What to work on: Extract each line where the string "title" shows up.

Figure record listings:

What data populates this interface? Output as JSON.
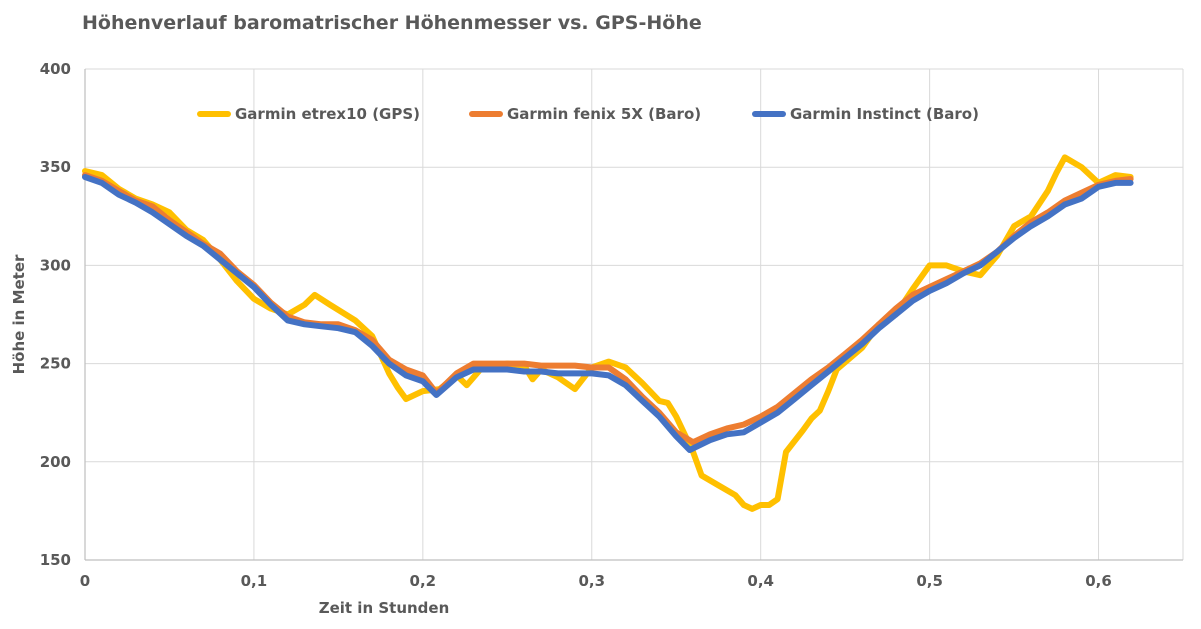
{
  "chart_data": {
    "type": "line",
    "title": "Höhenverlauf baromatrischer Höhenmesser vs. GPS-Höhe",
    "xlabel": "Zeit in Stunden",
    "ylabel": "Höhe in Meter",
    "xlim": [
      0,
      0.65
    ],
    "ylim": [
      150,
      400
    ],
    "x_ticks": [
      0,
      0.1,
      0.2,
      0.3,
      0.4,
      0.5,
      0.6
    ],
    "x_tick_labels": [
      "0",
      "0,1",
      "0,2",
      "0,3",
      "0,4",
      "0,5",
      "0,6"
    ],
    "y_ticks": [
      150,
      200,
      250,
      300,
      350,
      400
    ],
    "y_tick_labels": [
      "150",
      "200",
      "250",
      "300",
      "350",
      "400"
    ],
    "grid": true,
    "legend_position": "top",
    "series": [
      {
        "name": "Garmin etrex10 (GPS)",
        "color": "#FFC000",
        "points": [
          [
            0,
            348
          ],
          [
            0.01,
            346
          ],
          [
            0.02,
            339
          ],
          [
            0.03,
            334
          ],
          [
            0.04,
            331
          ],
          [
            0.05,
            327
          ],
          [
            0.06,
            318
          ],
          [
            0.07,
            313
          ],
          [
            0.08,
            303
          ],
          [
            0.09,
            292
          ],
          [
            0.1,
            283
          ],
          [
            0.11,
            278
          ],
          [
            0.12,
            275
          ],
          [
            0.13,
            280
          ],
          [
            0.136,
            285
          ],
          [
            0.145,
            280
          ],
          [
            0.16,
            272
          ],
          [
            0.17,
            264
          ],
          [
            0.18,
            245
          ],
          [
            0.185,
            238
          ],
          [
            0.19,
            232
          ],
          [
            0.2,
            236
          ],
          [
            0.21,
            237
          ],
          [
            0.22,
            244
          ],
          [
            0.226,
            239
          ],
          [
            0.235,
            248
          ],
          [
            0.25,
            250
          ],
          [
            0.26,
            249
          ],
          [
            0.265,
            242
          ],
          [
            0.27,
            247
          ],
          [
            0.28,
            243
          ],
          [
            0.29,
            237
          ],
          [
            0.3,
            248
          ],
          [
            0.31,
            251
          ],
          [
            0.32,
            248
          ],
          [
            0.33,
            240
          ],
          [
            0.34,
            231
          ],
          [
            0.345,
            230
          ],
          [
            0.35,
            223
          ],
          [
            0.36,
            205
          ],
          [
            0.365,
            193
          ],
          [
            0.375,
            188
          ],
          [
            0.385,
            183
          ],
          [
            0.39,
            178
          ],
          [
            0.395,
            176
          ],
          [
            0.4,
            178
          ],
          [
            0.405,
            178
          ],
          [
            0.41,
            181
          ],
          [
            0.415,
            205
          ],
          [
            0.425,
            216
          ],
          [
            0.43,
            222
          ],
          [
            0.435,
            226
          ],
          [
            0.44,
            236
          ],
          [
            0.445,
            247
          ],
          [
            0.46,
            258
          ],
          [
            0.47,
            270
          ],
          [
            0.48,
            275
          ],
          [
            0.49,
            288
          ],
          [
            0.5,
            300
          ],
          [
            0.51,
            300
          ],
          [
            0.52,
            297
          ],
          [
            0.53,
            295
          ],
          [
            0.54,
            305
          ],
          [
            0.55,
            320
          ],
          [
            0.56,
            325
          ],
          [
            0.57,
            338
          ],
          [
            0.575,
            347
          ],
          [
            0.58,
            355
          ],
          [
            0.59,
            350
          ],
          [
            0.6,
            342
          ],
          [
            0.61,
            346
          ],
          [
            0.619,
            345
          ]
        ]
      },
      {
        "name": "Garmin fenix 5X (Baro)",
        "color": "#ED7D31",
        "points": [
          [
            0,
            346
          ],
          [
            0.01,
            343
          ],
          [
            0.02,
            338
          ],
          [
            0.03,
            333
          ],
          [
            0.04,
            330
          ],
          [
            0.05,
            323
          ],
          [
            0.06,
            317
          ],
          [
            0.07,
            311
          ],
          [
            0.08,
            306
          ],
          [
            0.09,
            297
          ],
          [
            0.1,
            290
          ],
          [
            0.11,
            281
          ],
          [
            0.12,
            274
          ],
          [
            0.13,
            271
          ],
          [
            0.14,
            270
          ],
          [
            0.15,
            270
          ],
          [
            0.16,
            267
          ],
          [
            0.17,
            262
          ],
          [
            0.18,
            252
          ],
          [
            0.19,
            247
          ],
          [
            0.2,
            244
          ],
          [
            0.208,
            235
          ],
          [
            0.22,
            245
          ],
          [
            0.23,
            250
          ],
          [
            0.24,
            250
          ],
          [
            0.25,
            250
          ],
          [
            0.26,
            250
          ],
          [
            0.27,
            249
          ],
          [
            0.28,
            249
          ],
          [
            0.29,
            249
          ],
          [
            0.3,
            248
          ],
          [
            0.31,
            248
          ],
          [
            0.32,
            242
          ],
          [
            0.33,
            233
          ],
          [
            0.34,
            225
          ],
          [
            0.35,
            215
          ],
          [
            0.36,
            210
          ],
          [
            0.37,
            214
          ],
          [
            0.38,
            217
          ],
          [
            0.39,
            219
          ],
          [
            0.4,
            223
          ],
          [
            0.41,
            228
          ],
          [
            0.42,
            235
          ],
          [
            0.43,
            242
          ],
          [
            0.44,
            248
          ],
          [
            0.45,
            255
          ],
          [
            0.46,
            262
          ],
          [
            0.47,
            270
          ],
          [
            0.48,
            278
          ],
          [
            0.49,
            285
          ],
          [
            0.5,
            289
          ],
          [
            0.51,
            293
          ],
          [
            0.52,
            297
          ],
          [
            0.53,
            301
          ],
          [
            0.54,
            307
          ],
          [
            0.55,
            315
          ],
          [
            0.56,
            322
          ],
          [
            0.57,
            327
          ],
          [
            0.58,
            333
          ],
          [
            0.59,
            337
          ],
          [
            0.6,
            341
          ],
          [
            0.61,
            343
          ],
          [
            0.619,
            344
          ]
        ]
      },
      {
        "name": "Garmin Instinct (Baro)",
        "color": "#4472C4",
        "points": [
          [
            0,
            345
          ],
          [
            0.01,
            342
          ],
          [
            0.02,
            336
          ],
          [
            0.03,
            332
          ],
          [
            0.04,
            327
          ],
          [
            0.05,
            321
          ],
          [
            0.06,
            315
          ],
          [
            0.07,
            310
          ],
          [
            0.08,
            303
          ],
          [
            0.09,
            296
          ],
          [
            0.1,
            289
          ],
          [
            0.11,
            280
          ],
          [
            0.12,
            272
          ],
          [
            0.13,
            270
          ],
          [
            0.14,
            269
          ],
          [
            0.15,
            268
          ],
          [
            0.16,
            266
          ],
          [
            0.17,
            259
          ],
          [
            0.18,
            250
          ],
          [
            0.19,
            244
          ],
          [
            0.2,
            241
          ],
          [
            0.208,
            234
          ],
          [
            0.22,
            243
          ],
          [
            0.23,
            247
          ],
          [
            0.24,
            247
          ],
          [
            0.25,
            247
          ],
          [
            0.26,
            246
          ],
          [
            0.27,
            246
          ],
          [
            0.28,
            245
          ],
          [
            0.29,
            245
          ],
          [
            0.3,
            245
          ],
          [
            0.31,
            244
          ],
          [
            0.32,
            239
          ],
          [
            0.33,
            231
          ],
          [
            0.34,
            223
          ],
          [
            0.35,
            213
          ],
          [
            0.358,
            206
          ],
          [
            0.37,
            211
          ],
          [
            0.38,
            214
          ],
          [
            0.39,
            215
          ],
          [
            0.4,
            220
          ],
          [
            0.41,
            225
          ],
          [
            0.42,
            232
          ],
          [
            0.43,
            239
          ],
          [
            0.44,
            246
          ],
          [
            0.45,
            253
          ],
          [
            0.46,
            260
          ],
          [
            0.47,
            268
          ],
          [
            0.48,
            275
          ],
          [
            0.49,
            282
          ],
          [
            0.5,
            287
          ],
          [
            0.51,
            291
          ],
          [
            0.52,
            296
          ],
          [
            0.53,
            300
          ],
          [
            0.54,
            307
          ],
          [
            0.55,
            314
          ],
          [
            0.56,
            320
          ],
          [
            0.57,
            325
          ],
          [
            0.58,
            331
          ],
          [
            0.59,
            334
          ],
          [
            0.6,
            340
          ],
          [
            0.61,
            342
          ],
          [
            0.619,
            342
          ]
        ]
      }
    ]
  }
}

---

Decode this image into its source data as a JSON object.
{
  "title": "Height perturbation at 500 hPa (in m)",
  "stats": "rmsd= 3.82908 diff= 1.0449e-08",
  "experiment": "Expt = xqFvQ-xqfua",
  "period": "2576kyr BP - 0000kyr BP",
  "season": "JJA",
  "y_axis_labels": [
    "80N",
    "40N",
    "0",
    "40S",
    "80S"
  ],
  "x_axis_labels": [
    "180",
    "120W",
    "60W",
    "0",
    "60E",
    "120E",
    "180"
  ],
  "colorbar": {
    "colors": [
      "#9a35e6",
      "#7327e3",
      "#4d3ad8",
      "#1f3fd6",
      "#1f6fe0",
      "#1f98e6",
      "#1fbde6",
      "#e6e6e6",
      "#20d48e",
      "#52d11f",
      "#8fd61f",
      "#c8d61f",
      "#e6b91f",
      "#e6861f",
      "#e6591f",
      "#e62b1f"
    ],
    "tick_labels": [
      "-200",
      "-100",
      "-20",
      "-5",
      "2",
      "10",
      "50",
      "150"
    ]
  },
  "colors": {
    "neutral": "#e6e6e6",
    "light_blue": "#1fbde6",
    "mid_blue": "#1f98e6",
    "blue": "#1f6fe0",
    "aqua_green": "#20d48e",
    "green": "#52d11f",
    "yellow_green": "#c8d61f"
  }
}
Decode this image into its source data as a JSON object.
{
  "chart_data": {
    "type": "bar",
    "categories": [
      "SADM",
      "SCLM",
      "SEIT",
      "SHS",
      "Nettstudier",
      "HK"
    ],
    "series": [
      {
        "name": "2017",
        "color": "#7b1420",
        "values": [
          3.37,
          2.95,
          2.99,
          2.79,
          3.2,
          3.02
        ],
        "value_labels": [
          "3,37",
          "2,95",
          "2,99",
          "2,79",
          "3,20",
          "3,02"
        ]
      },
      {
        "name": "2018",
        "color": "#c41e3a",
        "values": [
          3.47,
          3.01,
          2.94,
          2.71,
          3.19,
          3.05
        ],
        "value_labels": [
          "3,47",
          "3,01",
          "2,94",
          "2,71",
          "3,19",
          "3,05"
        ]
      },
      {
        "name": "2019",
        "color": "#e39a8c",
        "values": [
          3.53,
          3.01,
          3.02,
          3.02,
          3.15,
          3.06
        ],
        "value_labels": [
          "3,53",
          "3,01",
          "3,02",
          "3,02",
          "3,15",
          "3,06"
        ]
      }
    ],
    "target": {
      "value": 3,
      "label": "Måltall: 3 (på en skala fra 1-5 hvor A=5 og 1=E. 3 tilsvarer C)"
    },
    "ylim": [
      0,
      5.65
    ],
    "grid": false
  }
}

Solved exercise:
    "title": "Höhenverlauf baromatrischer Höhenmesser vs. GPS-Höhe",
  "title": "Height perturbation at 500 hPa (in m)",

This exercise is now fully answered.